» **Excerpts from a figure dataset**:
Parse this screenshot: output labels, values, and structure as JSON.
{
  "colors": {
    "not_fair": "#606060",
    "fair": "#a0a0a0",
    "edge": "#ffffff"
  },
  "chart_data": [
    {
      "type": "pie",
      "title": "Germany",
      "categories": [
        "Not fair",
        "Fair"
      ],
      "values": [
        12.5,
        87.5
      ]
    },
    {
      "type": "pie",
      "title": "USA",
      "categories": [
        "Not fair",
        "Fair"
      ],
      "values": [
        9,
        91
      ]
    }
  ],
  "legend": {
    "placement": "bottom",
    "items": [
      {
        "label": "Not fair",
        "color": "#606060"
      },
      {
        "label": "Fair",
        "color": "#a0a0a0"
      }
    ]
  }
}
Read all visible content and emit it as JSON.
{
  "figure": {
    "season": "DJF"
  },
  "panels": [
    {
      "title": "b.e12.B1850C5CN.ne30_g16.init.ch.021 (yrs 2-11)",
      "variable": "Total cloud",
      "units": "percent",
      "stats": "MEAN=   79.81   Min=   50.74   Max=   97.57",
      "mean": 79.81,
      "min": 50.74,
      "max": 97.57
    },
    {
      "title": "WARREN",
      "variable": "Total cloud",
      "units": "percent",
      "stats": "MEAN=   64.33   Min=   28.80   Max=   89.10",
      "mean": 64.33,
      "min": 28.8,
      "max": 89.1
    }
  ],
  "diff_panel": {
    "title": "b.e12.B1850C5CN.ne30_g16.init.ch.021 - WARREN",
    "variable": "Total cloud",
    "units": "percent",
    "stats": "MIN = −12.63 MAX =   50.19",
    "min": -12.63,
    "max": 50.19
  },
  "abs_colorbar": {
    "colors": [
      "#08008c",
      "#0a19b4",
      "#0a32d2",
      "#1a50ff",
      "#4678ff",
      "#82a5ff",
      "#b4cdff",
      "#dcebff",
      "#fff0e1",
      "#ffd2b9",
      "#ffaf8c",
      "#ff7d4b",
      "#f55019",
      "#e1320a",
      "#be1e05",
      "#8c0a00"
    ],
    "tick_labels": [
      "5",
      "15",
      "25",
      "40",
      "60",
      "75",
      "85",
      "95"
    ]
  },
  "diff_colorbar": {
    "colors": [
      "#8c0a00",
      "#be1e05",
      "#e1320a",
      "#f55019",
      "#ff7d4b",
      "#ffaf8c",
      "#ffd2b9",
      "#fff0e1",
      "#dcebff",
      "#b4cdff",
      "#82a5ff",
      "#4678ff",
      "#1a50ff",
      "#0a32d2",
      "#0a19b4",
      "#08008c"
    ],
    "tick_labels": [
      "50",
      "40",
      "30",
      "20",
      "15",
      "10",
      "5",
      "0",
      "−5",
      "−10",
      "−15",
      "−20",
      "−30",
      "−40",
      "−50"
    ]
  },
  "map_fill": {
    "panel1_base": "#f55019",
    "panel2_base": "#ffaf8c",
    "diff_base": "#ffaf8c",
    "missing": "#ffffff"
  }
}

» **Exercise brief**: Working from the material above, retype it in its entirety without change.

» **Final answer**:
Parse this screenshot: output labels, values, and structure as JSON.
{
  "colors": {
    "not_fair": "#606060",
    "fair": "#a0a0a0",
    "edge": "#ffffff"
  },
  "chart_data": [
    {
      "type": "pie",
      "title": "Germany",
      "categories": [
        "Not fair",
        "Fair"
      ],
      "values": [
        12.5,
        87.5
      ]
    },
    {
      "type": "pie",
      "title": "USA",
      "categories": [
        "Not fair",
        "Fair"
      ],
      "values": [
        9,
        91
      ]
    }
  ],
  "legend": {
    "placement": "bottom",
    "items": [
      {
        "label": "Not fair",
        "color": "#606060"
      },
      {
        "label": "Fair",
        "color": "#a0a0a0"
      }
    ]
  }
}
Read all visible content and emit it as JSON.
{
  "figure": {
    "season": "DJF"
  },
  "panels": [
    {
      "title": "b.e12.B1850C5CN.ne30_g16.init.ch.021 (yrs 2-11)",
      "variable": "Total cloud",
      "units": "percent",
      "stats": "MEAN=   79.81   Min=   50.74   Max=   97.57",
      "mean": 79.81,
      "min": 50.74,
      "max": 97.57
    },
    {
      "title": "WARREN",
      "variable": "Total cloud",
      "units": "percent",
      "stats": "MEAN=   64.33   Min=   28.80   Max=   89.10",
      "mean": 64.33,
      "min": 28.8,
      "max": 89.1
    }
  ],
  "diff_panel": {
    "title": "b.e12.B1850C5CN.ne30_g16.init.ch.021 - WARREN",
    "variable": "Total cloud",
    "units": "percent",
    "stats": "MIN = −12.63 MAX =   50.19",
    "min": -12.63,
    "max": 50.19
  },
  "abs_colorbar": {
    "colors": [
      "#08008c",
      "#0a19b4",
      "#0a32d2",
      "#1a50ff",
      "#4678ff",
      "#82a5ff",
      "#b4cdff",
      "#dcebff",
      "#fff0e1",
      "#ffd2b9",
      "#ffaf8c",
      "#ff7d4b",
      "#f55019",
      "#e1320a",
      "#be1e05",
      "#8c0a00"
    ],
    "tick_labels": [
      "5",
      "15",
      "25",
      "40",
      "60",
      "75",
      "85",
      "95"
    ]
  },
  "diff_colorbar": {
    "colors": [
      "#8c0a00",
      "#be1e05",
      "#e1320a",
      "#f55019",
      "#ff7d4b",
      "#ffaf8c",
      "#ffd2b9",
      "#fff0e1",
      "#dcebff",
      "#b4cdff",
      "#82a5ff",
      "#4678ff",
      "#1a50ff",
      "#0a32d2",
      "#0a19b4",
      "#08008c"
    ],
    "tick_labels": [
      "50",
      "40",
      "30",
      "20",
      "15",
      "10",
      "5",
      "0",
      "−5",
      "−10",
      "−15",
      "−20",
      "−30",
      "−40",
      "−50"
    ]
  },
  "map_fill": {
    "panel1_base": "#f55019",
    "panel2_base": "#ffaf8c",
    "diff_base": "#ffaf8c",
    "missing": "#ffffff"
  }
}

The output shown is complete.